Directions: How many lines of these records hold the string "weiter"? Reply with the number alone.

Data records:

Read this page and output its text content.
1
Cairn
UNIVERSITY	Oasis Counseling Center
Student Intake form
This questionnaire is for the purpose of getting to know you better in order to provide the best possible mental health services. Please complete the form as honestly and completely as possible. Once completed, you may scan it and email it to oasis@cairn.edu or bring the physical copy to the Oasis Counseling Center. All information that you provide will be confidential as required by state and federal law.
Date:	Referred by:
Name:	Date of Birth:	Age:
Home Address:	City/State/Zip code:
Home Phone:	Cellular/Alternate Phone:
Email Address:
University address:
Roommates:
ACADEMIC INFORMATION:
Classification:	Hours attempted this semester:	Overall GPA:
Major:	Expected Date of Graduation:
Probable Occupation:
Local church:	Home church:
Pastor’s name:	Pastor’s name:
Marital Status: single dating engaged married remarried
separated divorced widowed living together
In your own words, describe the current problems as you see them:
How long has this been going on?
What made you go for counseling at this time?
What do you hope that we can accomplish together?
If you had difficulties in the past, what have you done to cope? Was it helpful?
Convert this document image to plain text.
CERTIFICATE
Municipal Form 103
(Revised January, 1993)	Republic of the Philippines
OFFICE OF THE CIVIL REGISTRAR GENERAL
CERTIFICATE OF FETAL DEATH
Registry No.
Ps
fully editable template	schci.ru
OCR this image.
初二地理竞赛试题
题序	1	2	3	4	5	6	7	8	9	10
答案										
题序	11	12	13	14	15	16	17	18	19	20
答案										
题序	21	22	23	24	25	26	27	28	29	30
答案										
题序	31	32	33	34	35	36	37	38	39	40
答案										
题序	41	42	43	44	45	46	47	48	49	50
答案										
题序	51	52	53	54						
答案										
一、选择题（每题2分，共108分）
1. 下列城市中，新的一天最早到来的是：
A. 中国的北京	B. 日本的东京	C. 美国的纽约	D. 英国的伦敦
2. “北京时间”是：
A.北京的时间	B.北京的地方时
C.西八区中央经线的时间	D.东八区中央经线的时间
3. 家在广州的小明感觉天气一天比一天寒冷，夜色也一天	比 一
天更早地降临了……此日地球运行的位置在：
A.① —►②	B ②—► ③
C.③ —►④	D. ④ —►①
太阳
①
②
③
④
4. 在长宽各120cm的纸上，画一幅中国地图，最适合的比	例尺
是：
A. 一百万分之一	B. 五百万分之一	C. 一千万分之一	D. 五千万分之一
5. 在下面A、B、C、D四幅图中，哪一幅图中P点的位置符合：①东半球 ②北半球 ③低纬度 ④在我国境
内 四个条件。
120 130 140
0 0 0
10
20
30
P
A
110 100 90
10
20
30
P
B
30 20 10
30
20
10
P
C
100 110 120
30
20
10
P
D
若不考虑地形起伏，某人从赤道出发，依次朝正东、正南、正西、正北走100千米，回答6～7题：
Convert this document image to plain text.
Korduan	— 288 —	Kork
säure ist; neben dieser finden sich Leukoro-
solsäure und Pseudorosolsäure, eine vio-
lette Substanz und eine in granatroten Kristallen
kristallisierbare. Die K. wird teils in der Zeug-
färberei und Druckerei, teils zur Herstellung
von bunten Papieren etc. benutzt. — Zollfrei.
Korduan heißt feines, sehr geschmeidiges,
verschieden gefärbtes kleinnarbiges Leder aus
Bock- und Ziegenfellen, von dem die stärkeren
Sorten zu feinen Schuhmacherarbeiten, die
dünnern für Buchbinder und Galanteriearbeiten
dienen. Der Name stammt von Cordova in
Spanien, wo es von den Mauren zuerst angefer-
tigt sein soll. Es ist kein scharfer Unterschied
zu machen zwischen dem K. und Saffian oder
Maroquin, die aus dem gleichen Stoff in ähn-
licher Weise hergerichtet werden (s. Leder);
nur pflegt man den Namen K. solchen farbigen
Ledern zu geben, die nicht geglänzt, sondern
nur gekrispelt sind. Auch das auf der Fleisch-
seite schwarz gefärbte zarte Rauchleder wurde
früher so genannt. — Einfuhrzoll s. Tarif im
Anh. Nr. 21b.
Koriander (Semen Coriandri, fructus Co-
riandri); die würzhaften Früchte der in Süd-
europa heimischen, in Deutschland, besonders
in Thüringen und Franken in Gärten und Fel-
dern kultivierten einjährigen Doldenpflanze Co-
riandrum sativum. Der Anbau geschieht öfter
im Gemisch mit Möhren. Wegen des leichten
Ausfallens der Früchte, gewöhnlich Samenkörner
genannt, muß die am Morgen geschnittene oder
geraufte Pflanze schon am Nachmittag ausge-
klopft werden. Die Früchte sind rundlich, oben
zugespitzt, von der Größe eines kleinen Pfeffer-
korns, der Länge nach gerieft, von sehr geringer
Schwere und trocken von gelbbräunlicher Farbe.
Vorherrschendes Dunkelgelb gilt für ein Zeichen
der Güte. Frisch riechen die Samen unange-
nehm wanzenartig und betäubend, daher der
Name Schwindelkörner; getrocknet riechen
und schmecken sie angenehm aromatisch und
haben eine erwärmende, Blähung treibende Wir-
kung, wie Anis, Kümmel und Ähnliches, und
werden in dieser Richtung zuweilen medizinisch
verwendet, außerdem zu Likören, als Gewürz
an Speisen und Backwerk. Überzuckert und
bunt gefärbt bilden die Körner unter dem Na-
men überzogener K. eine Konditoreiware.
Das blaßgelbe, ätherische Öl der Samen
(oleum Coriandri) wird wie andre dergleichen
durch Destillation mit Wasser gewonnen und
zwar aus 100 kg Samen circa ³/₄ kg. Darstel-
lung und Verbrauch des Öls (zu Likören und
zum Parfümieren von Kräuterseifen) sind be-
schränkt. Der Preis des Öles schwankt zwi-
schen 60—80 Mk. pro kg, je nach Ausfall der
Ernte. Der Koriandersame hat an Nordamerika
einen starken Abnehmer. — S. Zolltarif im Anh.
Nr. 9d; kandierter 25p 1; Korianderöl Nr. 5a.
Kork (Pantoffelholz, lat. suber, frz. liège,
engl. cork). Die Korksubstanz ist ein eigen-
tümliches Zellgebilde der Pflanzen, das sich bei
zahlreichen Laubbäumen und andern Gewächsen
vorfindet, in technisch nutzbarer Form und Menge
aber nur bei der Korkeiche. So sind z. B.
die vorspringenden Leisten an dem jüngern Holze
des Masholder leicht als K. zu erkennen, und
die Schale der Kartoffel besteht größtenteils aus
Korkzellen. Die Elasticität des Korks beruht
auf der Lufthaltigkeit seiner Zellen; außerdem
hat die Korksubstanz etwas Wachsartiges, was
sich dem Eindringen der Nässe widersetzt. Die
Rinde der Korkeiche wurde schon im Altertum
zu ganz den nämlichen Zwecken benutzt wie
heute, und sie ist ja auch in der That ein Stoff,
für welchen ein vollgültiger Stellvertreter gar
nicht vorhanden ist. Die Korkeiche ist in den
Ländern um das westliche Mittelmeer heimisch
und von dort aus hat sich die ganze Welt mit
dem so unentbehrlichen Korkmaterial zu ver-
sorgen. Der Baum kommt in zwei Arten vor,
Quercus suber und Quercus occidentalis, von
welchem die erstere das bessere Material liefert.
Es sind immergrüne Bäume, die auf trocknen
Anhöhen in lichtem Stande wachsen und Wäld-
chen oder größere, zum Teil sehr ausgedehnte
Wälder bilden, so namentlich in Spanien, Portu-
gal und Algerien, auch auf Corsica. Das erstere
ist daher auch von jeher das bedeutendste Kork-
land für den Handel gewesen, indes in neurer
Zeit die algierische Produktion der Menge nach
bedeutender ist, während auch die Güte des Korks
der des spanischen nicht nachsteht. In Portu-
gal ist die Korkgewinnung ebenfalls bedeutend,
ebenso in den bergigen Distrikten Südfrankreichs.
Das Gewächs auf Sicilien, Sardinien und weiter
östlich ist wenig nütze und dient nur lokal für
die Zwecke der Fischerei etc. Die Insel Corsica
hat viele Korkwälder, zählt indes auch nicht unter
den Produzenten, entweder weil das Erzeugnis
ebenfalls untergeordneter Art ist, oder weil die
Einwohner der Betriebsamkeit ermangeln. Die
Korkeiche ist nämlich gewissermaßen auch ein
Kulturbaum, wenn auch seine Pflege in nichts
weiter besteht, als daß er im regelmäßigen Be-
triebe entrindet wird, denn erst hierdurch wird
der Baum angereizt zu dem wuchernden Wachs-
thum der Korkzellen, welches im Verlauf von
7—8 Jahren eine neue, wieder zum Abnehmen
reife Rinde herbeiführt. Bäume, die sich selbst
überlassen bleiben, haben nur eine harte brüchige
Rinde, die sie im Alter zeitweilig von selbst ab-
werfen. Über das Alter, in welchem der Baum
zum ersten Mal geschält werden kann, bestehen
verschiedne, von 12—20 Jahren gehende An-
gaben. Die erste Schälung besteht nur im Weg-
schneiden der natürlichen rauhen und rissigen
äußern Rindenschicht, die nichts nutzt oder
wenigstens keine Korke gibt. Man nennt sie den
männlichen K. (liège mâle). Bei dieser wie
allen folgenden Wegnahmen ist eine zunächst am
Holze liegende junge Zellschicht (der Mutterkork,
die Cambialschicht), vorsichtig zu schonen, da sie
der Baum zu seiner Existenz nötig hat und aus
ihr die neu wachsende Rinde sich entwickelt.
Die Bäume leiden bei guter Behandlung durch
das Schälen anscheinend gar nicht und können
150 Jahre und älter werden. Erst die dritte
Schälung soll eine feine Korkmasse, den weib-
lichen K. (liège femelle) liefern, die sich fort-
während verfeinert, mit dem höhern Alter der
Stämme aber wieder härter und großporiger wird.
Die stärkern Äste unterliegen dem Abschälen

Exercise output: 2